● Task details
Copy out the lines that have "date" in them.

● Data shown
▼

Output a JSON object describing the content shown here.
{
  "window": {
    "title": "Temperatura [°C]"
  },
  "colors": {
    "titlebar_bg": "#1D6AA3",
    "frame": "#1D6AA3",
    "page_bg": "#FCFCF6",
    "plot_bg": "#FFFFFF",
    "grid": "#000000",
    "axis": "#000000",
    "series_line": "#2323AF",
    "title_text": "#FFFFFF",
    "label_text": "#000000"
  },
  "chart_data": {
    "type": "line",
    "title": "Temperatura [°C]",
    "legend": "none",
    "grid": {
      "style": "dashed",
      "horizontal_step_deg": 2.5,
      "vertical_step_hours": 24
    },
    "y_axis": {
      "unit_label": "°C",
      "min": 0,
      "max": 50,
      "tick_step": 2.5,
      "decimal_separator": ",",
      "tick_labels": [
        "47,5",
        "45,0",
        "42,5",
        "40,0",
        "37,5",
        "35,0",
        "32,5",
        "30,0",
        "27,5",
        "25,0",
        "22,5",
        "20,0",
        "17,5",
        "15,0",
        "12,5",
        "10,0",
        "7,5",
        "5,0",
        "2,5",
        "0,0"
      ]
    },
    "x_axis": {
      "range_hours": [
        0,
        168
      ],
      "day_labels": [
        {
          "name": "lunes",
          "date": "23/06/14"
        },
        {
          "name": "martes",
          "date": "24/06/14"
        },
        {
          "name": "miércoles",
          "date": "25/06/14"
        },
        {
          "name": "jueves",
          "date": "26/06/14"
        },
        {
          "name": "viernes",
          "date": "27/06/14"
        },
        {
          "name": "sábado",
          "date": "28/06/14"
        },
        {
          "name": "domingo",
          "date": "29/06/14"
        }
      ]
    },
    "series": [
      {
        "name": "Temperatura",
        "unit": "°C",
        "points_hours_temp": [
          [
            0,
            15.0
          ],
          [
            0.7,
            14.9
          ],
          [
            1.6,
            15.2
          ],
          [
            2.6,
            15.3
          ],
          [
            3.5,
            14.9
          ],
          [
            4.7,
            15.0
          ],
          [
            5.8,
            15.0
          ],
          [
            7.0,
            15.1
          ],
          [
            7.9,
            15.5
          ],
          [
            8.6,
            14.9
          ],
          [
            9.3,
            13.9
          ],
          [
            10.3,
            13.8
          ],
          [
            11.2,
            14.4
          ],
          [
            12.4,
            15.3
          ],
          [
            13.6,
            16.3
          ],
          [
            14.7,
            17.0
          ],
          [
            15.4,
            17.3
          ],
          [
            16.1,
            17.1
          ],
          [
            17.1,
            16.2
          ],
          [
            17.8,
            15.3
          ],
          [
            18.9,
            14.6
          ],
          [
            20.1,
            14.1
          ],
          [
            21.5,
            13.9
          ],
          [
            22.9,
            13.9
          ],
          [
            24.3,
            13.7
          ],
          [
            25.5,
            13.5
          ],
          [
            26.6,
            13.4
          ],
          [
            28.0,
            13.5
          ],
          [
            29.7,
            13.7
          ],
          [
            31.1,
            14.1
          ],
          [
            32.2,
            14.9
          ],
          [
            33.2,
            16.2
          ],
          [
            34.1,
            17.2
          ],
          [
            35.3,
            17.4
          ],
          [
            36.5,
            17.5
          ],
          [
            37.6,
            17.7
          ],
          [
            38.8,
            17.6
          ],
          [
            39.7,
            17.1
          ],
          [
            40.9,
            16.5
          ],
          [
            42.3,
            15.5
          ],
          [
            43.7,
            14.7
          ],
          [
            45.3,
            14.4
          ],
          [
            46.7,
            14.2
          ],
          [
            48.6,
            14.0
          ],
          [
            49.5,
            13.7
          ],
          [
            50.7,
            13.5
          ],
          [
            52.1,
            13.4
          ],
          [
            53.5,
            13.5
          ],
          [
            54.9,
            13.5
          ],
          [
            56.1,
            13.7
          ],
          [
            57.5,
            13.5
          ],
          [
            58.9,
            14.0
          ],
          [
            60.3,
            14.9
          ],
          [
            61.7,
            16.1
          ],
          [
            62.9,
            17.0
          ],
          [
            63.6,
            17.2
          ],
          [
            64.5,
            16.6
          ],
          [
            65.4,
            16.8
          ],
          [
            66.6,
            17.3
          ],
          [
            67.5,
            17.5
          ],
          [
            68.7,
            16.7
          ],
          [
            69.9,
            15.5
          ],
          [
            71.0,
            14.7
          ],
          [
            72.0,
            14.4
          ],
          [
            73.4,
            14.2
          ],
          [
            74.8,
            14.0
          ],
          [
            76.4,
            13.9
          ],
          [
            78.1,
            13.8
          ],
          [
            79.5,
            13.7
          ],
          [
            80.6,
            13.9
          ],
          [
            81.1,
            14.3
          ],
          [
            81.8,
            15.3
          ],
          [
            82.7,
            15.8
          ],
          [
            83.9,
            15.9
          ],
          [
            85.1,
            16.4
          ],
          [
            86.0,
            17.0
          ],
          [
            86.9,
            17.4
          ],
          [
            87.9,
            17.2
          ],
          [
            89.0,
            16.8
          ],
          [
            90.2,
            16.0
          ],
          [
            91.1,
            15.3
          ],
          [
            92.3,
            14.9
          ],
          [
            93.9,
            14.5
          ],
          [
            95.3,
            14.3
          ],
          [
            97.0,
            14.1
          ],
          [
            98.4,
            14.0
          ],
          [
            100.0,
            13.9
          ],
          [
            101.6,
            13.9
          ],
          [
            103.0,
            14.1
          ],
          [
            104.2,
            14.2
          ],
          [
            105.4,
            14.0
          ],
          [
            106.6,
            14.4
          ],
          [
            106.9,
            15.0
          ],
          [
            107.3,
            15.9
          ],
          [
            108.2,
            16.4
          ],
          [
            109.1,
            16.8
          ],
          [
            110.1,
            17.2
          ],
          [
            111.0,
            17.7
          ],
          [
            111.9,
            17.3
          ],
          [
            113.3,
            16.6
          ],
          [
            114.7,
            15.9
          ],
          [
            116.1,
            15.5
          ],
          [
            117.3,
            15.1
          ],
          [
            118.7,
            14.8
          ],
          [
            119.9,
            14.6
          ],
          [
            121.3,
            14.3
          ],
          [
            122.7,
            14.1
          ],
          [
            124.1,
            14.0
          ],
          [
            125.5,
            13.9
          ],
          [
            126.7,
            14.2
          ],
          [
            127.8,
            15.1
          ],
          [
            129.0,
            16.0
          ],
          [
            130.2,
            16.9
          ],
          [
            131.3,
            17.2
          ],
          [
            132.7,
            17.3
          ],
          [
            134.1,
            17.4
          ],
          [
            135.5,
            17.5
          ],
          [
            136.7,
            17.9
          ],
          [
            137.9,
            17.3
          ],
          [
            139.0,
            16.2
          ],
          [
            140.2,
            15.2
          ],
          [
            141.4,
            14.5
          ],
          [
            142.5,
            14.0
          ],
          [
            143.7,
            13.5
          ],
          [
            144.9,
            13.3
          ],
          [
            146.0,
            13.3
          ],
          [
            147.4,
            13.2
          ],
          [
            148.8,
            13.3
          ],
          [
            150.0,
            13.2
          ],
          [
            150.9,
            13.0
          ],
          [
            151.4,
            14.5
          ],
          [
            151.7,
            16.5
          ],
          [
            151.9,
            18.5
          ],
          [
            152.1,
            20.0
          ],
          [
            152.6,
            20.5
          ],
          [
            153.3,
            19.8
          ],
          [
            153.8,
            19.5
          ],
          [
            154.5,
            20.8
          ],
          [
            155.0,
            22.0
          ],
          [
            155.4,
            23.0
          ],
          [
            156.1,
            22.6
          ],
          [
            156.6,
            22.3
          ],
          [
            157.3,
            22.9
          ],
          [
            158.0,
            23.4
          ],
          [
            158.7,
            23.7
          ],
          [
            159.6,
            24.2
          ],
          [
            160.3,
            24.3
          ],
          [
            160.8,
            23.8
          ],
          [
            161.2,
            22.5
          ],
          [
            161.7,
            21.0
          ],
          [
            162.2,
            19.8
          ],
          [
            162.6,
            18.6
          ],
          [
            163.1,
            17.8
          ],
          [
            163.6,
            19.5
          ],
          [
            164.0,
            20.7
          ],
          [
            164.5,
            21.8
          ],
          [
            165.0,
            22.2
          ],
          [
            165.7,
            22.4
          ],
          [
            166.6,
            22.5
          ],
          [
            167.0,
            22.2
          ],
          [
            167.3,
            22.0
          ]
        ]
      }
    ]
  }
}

▲

● Solution for this task
          "date": "23/06/14"
          "date": "24/06/14"
          "date": "25/06/14"
          "date": "26/06/14"
          "date": "27/06/14"
          "date": "28/06/14"
          "date": "29/06/14"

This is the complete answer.